*Work required:* Search the listing for "sich" and copy every line where it appears.

*Records supplied:*

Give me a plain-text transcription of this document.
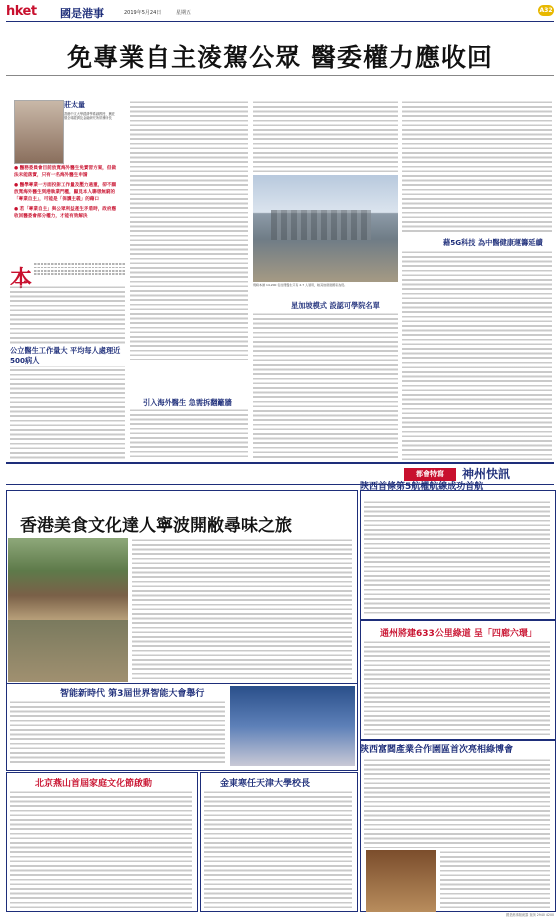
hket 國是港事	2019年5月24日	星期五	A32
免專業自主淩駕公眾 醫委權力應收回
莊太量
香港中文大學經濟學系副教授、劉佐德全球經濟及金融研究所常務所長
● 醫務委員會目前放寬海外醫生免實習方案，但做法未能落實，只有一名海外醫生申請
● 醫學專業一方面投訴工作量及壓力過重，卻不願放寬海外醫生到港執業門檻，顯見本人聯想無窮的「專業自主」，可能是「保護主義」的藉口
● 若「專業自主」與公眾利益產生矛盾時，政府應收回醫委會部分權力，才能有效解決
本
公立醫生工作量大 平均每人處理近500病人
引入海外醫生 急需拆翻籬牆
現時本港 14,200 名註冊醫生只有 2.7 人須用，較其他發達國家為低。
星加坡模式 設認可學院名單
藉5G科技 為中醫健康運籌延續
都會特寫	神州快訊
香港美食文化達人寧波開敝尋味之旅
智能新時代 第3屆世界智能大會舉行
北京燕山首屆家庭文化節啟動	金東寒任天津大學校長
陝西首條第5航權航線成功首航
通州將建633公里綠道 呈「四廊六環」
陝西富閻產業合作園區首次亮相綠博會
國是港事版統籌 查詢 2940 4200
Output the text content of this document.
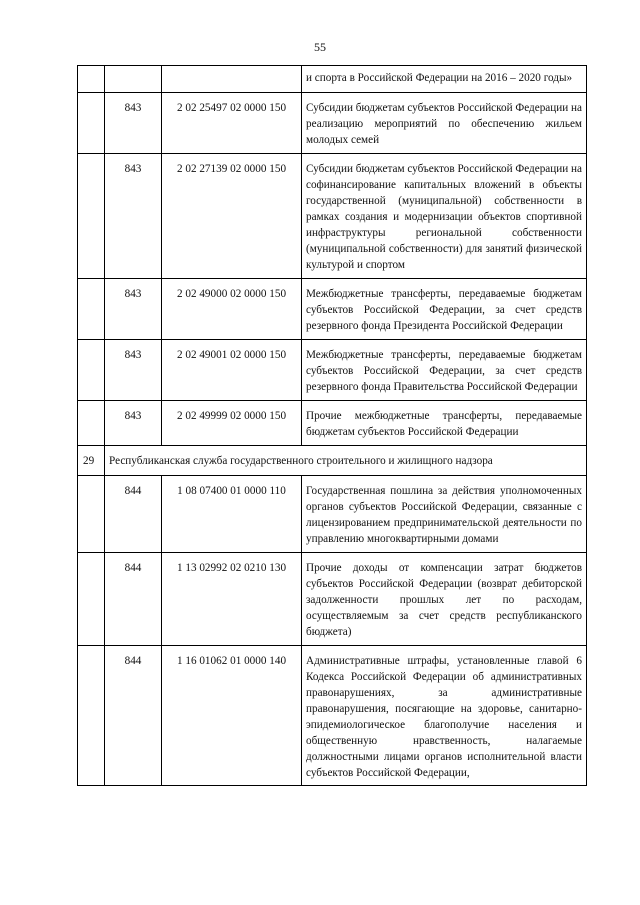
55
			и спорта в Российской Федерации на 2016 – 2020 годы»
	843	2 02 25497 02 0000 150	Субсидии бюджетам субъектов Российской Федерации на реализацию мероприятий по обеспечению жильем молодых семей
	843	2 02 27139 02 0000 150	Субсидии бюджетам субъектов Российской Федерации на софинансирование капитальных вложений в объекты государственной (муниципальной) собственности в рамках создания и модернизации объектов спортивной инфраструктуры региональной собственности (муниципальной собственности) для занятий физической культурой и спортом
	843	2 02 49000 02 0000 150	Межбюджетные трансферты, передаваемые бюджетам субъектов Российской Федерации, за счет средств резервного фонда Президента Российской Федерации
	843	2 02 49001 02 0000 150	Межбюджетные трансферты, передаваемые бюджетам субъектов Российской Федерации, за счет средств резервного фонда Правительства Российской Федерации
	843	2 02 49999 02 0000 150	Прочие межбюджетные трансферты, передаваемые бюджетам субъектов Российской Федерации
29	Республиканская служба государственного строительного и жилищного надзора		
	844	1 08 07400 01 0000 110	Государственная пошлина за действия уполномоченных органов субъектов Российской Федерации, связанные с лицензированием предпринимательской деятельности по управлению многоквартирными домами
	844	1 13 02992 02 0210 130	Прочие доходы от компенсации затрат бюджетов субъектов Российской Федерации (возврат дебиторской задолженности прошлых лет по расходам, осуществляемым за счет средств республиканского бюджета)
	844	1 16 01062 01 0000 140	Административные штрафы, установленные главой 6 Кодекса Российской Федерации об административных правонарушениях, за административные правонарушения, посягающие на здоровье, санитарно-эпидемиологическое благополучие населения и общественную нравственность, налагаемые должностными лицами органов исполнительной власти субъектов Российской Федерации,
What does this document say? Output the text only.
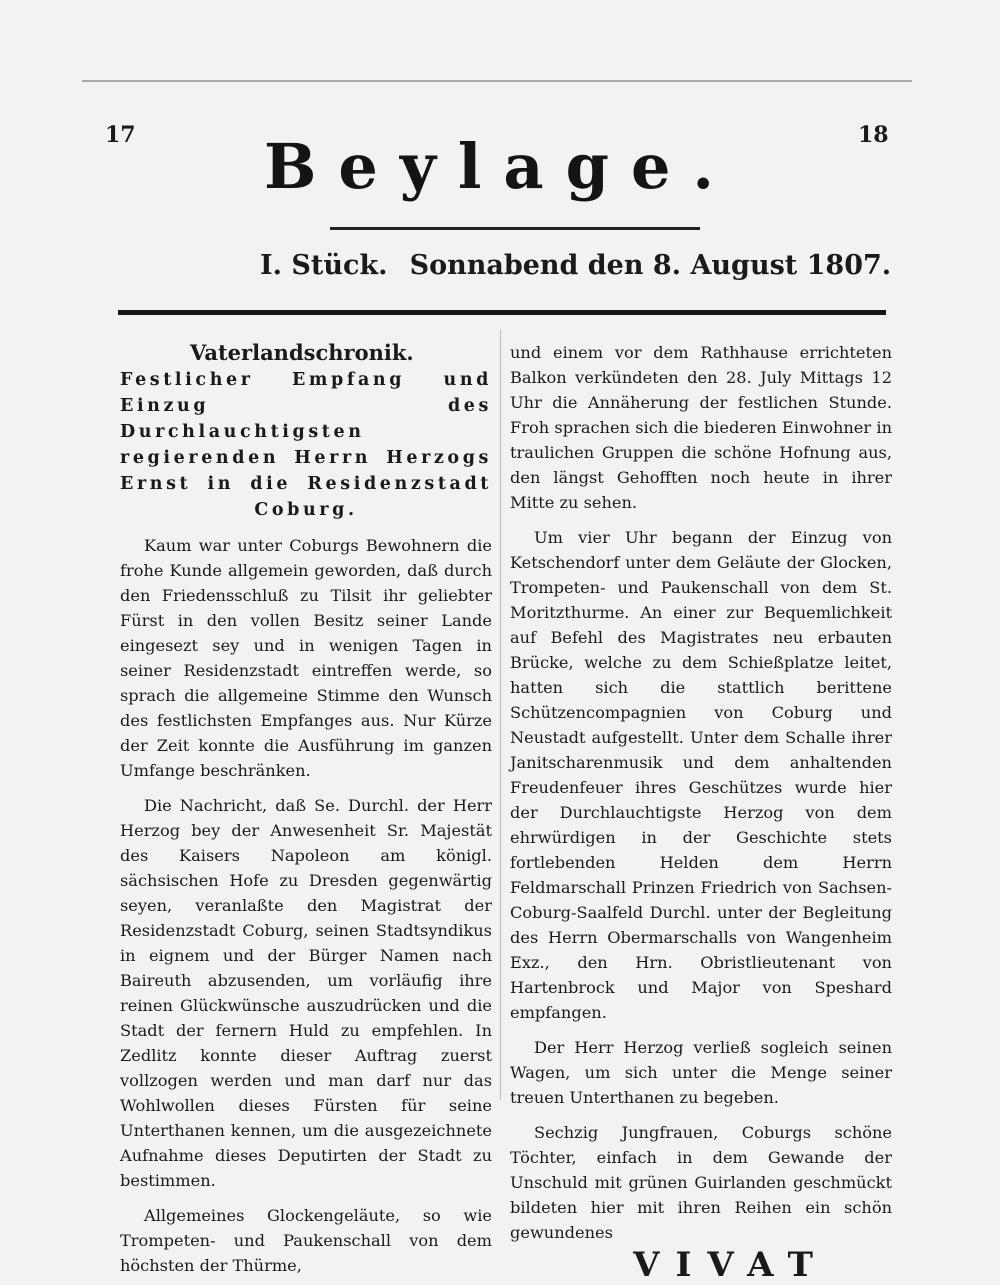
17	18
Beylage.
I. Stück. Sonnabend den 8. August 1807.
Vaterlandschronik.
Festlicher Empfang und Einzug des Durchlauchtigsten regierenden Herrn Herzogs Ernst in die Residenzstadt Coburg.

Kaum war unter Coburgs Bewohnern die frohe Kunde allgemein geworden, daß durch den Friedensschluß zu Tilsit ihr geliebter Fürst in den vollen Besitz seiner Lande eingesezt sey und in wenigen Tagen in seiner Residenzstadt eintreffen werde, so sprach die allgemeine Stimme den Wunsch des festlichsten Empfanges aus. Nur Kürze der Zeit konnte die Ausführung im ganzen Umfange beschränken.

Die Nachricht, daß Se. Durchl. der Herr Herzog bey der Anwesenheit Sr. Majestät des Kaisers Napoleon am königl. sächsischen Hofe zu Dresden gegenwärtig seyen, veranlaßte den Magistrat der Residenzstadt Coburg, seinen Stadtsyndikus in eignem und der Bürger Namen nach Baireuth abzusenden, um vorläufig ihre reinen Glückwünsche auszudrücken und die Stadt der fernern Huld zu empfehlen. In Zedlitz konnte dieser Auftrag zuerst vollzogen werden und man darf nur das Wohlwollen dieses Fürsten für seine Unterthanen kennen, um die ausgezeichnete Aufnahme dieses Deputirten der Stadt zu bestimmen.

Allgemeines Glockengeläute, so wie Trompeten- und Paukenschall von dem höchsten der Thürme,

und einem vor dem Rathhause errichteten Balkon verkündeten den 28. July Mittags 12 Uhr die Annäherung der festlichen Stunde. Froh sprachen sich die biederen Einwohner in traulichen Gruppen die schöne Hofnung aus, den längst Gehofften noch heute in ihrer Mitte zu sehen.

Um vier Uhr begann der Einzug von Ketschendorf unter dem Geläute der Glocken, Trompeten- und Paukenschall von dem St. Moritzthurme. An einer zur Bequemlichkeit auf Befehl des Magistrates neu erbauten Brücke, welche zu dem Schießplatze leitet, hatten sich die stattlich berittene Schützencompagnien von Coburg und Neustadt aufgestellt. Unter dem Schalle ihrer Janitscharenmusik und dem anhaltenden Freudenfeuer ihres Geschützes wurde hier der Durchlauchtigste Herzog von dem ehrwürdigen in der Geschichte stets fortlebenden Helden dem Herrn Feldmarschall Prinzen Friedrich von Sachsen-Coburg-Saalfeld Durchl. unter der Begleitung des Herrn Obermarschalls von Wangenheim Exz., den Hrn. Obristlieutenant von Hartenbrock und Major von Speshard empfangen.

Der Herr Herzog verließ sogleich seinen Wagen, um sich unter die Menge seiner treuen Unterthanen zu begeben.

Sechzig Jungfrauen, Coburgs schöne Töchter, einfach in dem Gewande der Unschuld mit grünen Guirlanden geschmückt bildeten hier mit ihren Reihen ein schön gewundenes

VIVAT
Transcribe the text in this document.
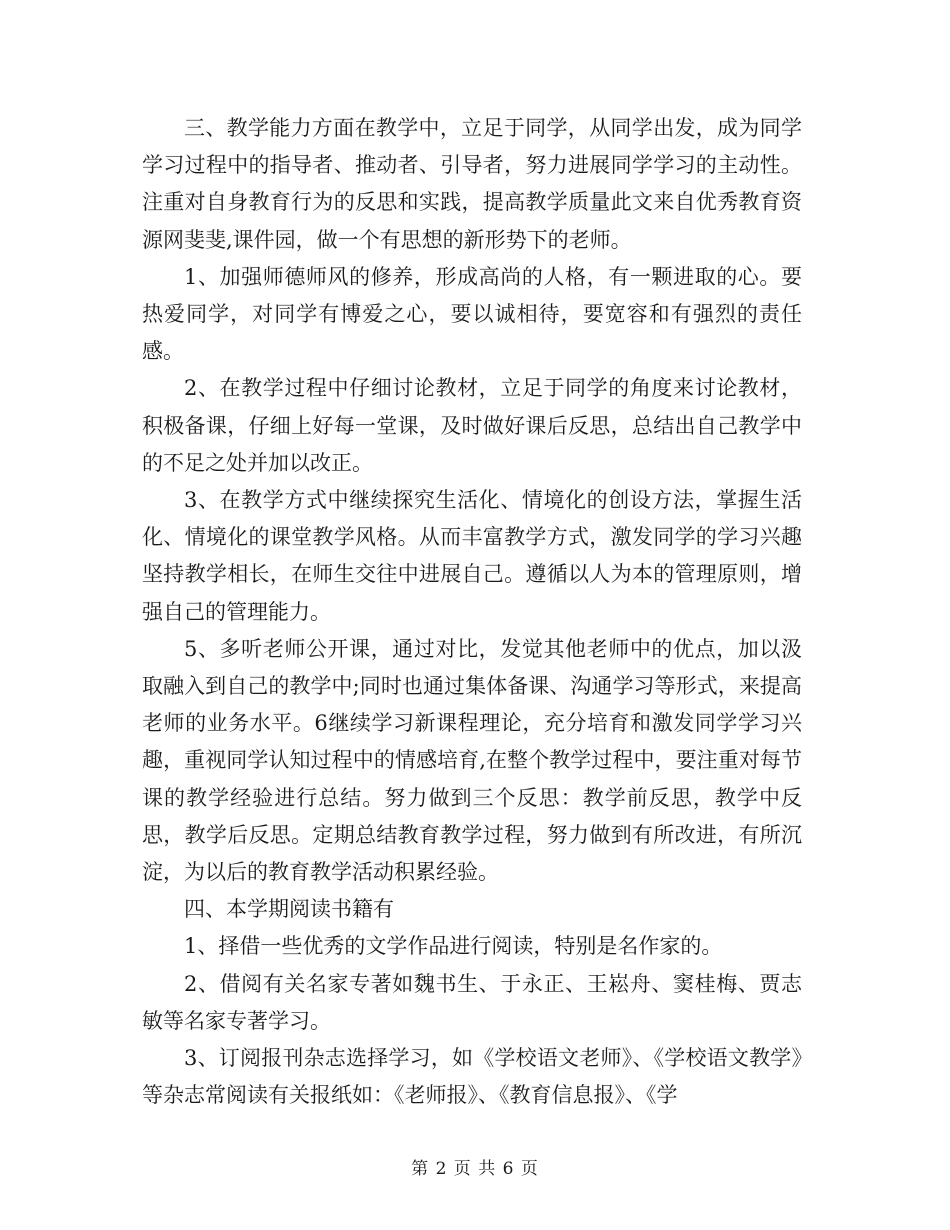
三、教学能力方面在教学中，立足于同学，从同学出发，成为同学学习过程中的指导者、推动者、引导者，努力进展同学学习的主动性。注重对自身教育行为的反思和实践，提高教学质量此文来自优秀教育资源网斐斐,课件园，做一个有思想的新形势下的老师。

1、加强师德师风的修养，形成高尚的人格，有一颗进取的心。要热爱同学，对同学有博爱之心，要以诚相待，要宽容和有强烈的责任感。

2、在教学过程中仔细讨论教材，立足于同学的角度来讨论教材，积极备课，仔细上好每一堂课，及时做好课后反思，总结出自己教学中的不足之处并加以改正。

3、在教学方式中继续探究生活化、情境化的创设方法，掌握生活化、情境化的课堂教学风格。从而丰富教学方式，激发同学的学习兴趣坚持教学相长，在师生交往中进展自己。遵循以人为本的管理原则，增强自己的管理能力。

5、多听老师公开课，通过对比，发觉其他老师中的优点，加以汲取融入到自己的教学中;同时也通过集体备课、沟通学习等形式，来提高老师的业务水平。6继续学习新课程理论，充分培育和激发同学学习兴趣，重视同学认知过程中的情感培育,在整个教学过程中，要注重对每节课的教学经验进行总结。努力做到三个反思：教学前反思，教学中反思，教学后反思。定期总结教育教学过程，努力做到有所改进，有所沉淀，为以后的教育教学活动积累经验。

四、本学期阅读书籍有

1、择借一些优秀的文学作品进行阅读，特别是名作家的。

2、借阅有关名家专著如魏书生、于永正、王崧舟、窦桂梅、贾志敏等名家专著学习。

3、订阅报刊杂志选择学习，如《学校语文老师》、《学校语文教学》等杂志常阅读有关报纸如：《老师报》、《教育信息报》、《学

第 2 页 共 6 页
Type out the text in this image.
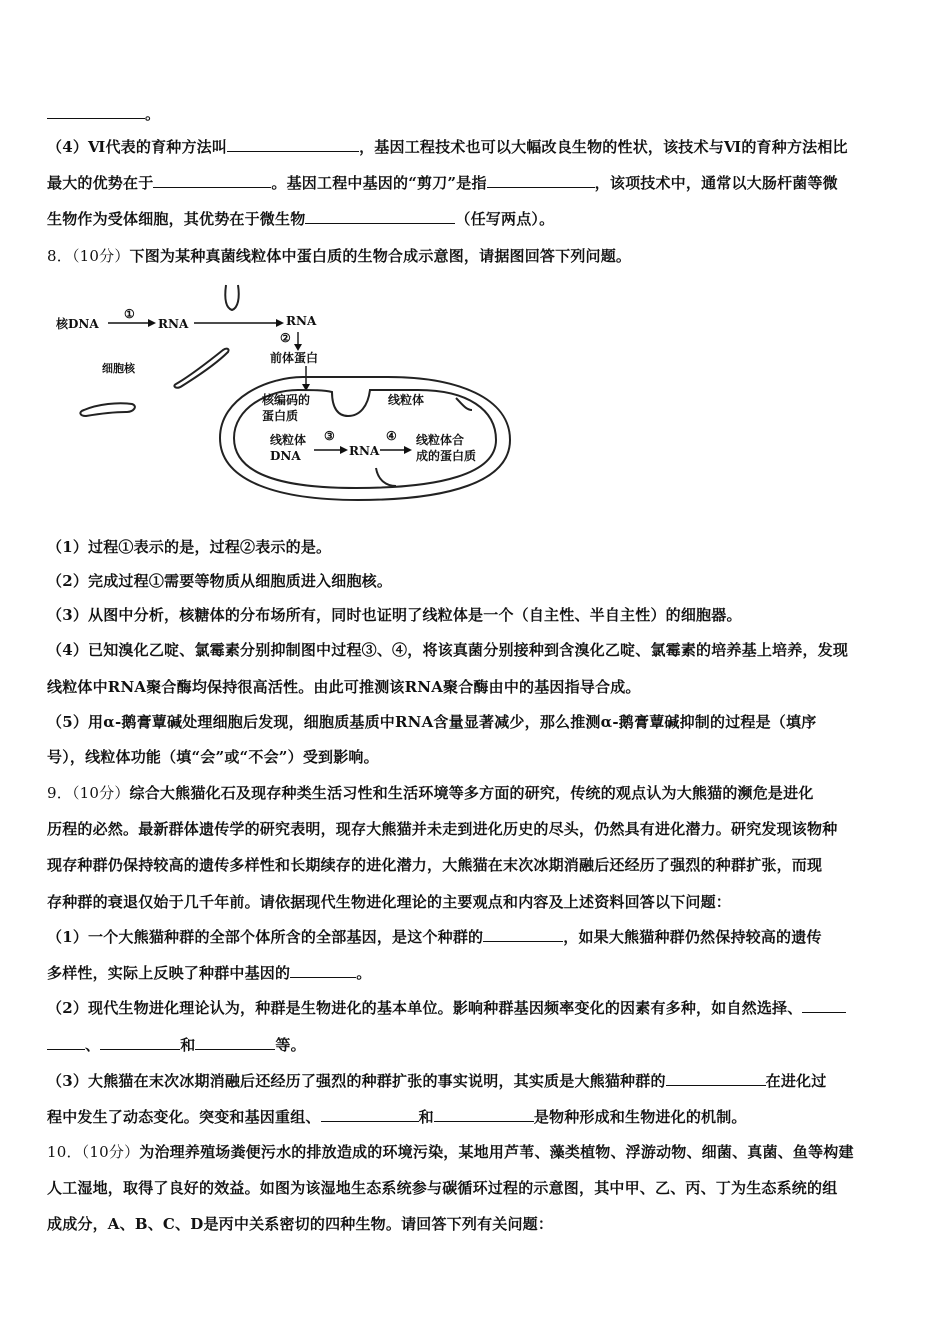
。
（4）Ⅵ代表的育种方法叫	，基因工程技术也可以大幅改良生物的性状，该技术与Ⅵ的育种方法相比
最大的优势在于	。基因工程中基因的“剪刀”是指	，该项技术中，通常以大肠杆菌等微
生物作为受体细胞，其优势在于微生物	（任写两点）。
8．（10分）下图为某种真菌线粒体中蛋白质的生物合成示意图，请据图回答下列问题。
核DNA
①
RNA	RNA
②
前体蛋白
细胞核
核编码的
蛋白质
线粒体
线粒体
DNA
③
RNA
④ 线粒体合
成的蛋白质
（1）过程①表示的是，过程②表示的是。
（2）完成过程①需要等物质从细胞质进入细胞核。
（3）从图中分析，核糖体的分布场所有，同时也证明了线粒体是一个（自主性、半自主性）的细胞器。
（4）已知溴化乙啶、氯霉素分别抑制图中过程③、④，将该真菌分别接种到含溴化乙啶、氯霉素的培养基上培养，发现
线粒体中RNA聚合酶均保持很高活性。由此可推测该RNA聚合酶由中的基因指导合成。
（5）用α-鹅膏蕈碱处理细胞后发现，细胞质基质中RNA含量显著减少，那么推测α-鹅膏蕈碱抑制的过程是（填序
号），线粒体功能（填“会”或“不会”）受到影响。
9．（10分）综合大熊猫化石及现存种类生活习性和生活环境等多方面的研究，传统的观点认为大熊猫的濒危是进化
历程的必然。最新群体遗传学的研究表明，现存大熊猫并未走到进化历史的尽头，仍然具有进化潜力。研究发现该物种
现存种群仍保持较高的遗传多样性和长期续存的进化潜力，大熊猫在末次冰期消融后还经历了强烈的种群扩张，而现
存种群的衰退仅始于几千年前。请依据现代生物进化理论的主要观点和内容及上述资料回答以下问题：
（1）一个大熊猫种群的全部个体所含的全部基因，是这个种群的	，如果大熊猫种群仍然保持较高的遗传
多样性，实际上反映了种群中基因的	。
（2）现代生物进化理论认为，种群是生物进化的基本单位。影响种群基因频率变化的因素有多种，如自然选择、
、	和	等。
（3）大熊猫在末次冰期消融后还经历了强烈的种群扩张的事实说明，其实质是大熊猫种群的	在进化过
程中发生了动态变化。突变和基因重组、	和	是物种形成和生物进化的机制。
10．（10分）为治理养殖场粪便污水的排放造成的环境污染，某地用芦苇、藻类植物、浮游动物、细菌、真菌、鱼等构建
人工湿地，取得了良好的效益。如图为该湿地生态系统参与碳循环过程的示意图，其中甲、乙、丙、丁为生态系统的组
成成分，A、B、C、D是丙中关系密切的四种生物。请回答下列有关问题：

*Exercise response:*
und einem vor dem Rathhause errichteten Balkon verkündeten den 28. July Mittags 12 Uhr die Annäherung der festlichen Stunde. Froh sprachen sich die biederen Einwohner in traulichen Gruppen die schöne Hofnung aus, den längst Gehofften noch heute in ihrer Mitte zu sehen.
Um vier Uhr begann der Einzug von Ketschendorf unter dem Geläute der Glocken, Trompeten- und Paukenschall von dem St. Moritzthurme. An einer zur Bequemlichkeit auf Befehl des Magistrates neu erbauten Brücke, welche zu dem Schießplatze leitet, hatten sich die stattlich berittene Schützencompagnien von Coburg und Neustadt aufgestellt. Unter dem Schalle ihrer Janitscharenmusik und dem anhaltenden Freudenfeuer ihres Geschützes wurde hier der Durchlauchtigste Herzog von dem ehrwürdigen in der Geschichte stets fortlebenden Helden dem Herrn Feldmarschall Prinzen Friedrich von Sachsen-Coburg-Saalfeld Durchl. unter der Begleitung des Herrn Obermarschalls von Wangenheim Exz., den Hrn. Obristlieutenant von Hartenbrock und Major von Speshard empfangen.
Der Herr Herzog verließ sogleich seinen Wagen, um sich unter die Menge seiner treuen Unterthanen zu begeben.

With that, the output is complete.